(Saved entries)

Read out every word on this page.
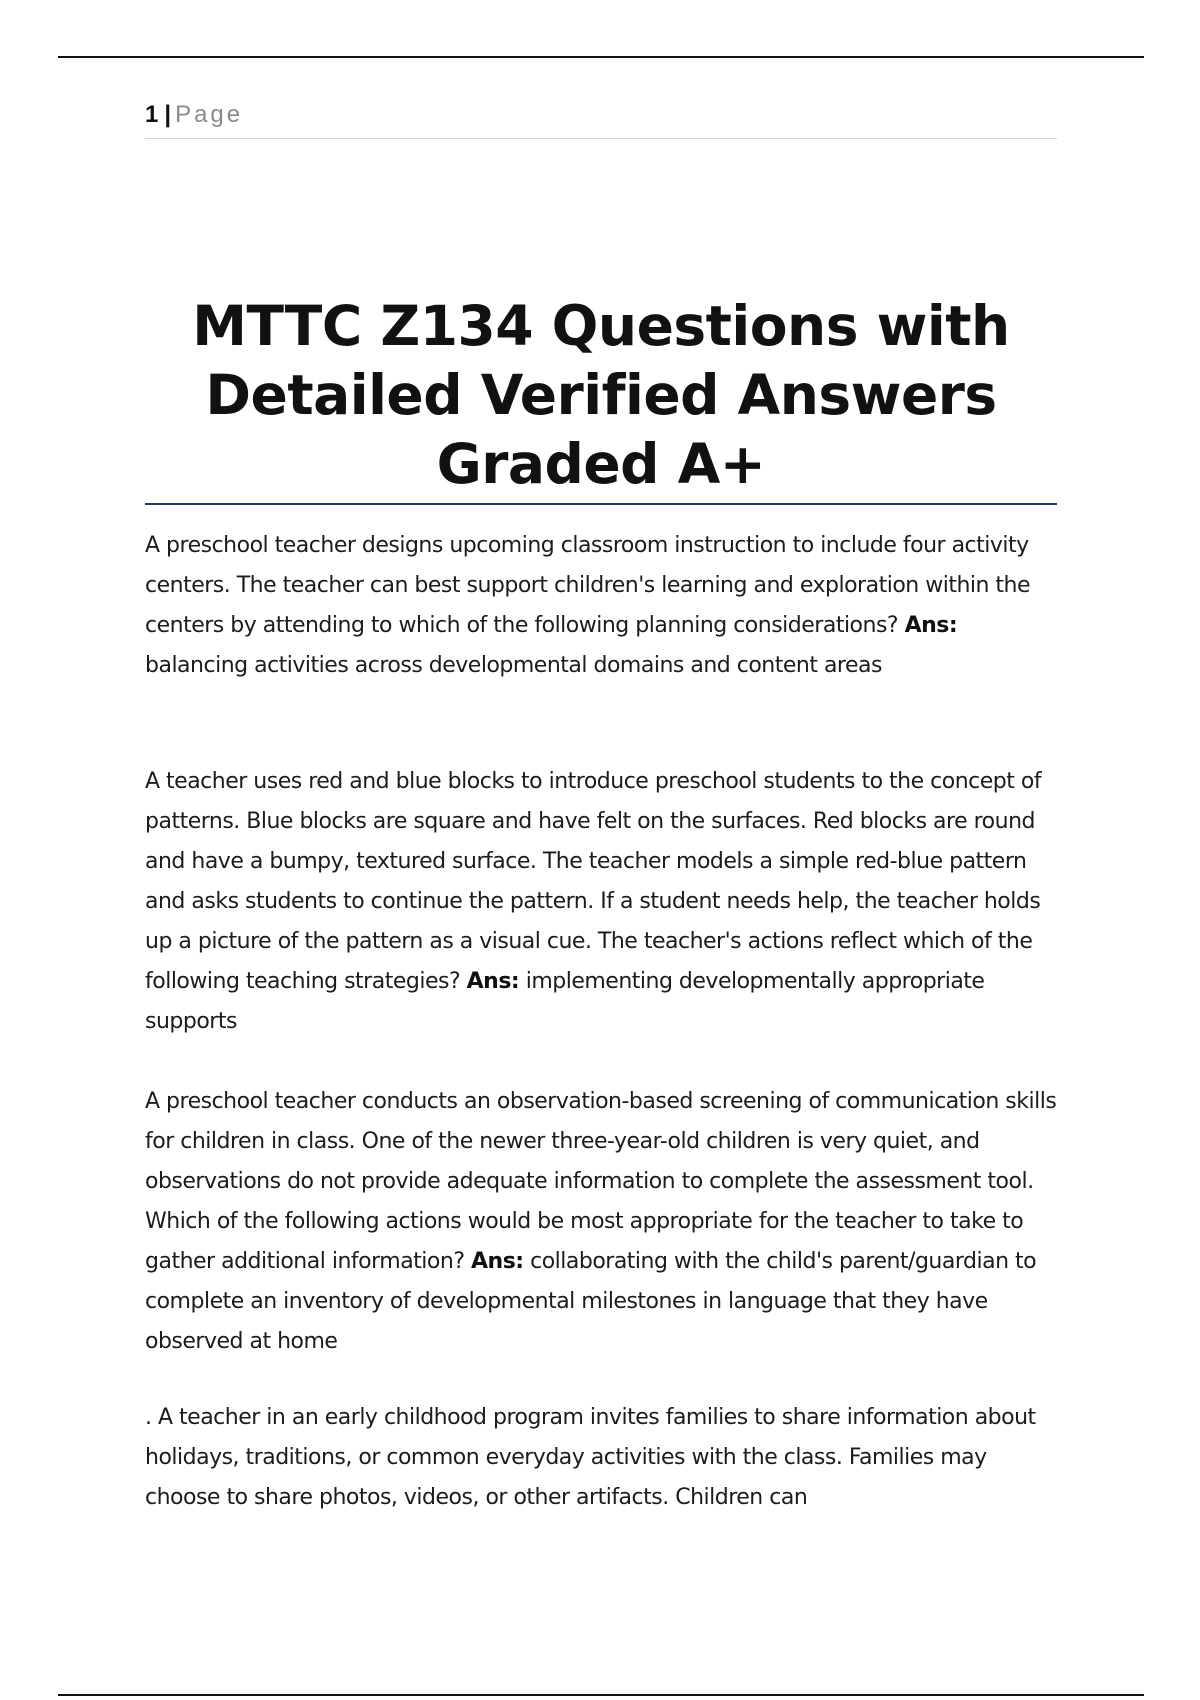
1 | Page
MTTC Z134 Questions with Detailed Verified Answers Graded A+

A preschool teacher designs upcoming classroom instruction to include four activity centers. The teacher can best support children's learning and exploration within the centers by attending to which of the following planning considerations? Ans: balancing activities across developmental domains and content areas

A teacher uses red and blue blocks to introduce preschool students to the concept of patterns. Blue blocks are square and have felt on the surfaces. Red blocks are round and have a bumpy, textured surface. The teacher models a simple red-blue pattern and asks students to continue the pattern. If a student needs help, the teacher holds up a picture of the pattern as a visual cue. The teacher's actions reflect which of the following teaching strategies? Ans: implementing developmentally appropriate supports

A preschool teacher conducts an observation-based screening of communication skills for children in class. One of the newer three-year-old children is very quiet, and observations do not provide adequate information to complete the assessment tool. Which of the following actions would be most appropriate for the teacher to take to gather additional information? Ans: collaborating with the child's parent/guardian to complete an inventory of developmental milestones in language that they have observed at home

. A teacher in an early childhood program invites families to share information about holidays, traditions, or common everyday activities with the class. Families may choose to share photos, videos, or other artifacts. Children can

Exercise details ->
Please write out all of the material above without changing a word, and omit any pictures.

The completed task ->
Read out every word on this page.
1 | Page
MTTC Z134 Questions with Detailed Verified Answers Graded A+

A preschool teacher designs upcoming classroom instruction to include four activity centers. The teacher can best support children's learning and exploration within the centers by attending to which of the following planning considerations? Ans: balancing activities across developmental domains and content areas

A teacher uses red and blue blocks to introduce preschool students to the concept of patterns. Blue blocks are square and have felt on the surfaces. Red blocks are round and have a bumpy, textured surface. The teacher models a simple red-blue pattern and asks students to continue the pattern. If a student needs help, the teacher holds up a picture of the pattern as a visual cue. The teacher's actions reflect which of the following teaching strategies? Ans: implementing developmentally appropriate supports

A preschool teacher conducts an observation-based screening of communication skills for children in class. One of the newer three-year-old children is very quiet, and observations do not provide adequate information to complete the assessment tool. Which of the following actions would be most appropriate for the teacher to take to gather additional information? Ans: collaborating with the child's parent/guardian to complete an inventory of developmental milestones in language that they have observed at home

. A teacher in an early childhood program invites families to share information about holidays, traditions, or common everyday activities with the class. Families may choose to share photos, videos, or other artifacts. Children can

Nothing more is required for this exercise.